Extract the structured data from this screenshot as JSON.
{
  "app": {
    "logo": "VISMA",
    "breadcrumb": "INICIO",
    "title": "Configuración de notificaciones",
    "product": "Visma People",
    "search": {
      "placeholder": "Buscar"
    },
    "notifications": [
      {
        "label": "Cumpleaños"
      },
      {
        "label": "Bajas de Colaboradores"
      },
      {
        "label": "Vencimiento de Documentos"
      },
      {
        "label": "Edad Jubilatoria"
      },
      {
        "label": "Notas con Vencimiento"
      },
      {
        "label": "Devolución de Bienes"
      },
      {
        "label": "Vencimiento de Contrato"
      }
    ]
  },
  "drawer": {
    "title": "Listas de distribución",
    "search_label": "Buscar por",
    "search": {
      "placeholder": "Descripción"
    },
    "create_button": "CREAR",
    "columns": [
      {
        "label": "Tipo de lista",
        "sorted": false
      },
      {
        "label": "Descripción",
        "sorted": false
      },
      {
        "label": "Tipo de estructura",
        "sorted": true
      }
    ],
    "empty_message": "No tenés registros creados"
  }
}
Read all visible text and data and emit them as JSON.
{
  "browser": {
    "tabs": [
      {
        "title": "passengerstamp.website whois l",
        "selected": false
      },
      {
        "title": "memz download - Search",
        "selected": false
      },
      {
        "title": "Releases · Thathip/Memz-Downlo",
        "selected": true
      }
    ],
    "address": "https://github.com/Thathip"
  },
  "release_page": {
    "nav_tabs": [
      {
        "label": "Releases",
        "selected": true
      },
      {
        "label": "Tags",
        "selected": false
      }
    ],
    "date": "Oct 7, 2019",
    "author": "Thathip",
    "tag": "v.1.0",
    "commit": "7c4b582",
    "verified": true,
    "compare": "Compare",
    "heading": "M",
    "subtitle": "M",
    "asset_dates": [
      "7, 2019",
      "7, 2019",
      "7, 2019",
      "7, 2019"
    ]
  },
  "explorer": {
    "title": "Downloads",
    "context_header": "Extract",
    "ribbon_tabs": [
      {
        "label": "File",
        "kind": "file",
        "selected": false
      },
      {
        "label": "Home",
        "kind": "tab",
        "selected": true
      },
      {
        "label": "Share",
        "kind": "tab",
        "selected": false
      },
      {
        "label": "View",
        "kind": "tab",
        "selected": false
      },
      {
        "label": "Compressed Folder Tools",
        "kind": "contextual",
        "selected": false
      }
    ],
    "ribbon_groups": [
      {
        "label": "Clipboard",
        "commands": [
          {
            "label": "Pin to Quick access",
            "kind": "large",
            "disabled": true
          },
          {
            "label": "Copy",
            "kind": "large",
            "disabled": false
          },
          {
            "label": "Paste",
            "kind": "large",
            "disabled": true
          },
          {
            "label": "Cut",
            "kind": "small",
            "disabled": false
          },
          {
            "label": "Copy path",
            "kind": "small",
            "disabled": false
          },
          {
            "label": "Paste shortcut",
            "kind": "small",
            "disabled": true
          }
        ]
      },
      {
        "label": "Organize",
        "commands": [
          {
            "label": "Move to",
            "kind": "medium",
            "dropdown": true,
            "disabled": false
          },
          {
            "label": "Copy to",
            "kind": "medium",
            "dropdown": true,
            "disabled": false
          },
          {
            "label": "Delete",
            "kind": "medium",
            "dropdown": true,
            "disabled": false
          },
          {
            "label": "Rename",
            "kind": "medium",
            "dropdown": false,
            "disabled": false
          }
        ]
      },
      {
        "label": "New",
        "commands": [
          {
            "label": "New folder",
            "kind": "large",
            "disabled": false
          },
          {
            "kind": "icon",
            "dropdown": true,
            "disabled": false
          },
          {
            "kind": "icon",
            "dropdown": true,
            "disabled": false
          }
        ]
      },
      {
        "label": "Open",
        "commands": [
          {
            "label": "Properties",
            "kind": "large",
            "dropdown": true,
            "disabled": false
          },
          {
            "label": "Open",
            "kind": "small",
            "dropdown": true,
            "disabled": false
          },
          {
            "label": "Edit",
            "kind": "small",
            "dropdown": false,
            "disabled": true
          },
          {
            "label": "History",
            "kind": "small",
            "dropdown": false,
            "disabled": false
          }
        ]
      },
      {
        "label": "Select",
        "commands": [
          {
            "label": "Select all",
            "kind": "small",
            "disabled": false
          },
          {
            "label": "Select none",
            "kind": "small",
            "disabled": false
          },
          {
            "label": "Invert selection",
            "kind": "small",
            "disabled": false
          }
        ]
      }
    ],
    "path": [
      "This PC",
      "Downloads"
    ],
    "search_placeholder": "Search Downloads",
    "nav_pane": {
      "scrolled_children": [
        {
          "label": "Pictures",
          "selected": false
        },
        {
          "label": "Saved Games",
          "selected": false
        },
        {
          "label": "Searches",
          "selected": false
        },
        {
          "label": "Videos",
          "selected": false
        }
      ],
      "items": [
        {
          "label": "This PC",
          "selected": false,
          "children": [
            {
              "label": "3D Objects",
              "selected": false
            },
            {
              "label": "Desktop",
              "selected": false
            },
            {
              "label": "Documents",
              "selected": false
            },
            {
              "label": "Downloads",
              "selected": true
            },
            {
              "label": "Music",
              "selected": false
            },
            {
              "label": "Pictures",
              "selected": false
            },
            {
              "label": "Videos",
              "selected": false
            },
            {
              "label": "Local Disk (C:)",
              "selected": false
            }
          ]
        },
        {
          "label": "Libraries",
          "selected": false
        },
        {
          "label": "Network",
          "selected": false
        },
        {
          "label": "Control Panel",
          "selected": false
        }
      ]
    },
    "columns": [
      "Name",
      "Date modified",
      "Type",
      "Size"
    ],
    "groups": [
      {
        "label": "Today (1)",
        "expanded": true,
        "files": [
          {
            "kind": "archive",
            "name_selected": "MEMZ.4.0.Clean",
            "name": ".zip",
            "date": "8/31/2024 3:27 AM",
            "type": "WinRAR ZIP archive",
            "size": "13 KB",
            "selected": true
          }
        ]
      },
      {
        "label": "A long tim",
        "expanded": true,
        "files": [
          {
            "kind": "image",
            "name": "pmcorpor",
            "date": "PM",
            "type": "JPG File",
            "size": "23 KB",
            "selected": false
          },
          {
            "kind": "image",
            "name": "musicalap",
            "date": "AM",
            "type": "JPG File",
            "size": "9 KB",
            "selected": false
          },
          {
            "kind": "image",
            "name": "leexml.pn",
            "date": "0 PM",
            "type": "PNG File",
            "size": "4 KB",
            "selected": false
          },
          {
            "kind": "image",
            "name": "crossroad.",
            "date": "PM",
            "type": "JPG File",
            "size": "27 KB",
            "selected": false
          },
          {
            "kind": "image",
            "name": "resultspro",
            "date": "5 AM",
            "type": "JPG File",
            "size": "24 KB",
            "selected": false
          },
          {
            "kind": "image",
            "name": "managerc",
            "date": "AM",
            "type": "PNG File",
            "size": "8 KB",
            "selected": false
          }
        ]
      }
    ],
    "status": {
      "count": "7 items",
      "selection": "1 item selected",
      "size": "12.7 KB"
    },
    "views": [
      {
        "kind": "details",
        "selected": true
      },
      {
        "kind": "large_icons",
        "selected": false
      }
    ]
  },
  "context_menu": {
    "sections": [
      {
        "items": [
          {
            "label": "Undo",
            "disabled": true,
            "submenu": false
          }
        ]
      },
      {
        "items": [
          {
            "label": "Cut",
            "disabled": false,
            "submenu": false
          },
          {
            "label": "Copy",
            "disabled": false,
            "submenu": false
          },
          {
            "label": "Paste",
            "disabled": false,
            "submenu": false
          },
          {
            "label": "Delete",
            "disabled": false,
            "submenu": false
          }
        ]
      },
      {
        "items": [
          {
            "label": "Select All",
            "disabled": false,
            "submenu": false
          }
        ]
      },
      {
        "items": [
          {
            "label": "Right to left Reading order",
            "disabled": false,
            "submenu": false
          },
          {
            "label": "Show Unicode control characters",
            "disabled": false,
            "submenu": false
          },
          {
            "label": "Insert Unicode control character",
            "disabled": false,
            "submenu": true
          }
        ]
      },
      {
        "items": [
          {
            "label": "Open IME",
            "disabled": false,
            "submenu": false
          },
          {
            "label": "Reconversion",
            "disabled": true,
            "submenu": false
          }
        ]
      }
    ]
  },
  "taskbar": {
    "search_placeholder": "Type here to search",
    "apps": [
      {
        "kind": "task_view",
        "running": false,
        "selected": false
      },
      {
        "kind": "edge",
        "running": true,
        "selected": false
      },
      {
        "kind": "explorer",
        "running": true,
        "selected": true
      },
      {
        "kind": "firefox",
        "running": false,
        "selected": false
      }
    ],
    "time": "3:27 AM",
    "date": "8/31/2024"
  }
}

--------

**Short problem**:
Pick out the lines containing the string "archive".

**Result for this task**:
            "kind": "archive",
            "type": "WinRAR ZIP archive",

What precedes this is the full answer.